Aim of the exercise:
Your reply should repeat all records verbatim and contain no images.
╔══
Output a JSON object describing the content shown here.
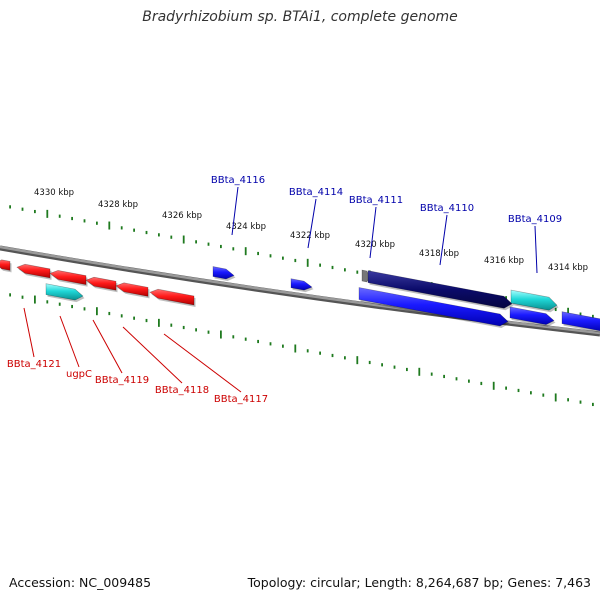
{
  "title": "Bradyrhizobium sp. BTAi1, complete genome",
  "footer": {
    "accession": "Accession: NC_009485",
    "summary": "Topology: circular; Length: 8,264,687 bp; Genes: 7,463"
  },
  "colors": {
    "forward_gene": "#0a0aff",
    "reverse_gene": "#ff1010",
    "cyan_feature": "#1fd0d0",
    "dark_feature": "#0b0b6a",
    "backbone": "#808080",
    "ticks": "#1f7a1f",
    "forward_label": "#0000aa",
    "reverse_label": "#cc0000"
  },
  "kbp_labels": [
    "4330 kbp",
    "4328 kbp",
    "4326 kbp",
    "4324 kbp",
    "4322 kbp",
    "4320 kbp",
    "4318 kbp",
    "4316 kbp",
    "4314 kbp"
  ],
  "forward_gene_labels": [
    "BBta_4116",
    "BBta_4114",
    "BBta_4111",
    "BBta_4110",
    "BBta_4109"
  ],
  "reverse_gene_labels": [
    "BBta_4121",
    "ugpC",
    "BBta_4119",
    "BBta_4118",
    "BBta_4117"
  ]
}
╚══
Solution to the problem:
Output a JSON object describing the content shown here.
{
  "title": "Bradyrhizobium sp. BTAi1, complete genome",
  "footer": {
    "accession": "Accession: NC_009485",
    "summary": "Topology: circular; Length: 8,264,687 bp; Genes: 7,463"
  },
  "colors": {
    "forward_gene": "#0a0aff",
    "reverse_gene": "#ff1010",
    "cyan_feature": "#1fd0d0",
    "dark_feature": "#0b0b6a",
    "backbone": "#808080",
    "ticks": "#1f7a1f",
    "forward_label": "#0000aa",
    "reverse_label": "#cc0000"
  },
  "kbp_labels": [
    "4330 kbp",
    "4328 kbp",
    "4326 kbp",
    "4324 kbp",
    "4322 kbp",
    "4320 kbp",
    "4318 kbp",
    "4316 kbp",
    "4314 kbp"
  ],
  "forward_gene_labels": [
    "BBta_4116",
    "BBta_4114",
    "BBta_4111",
    "BBta_4110",
    "BBta_4109"
  ],
  "reverse_gene_labels": [
    "BBta_4121",
    "ugpC",
    "BBta_4119",
    "BBta_4118",
    "BBta_4117"
  ]
}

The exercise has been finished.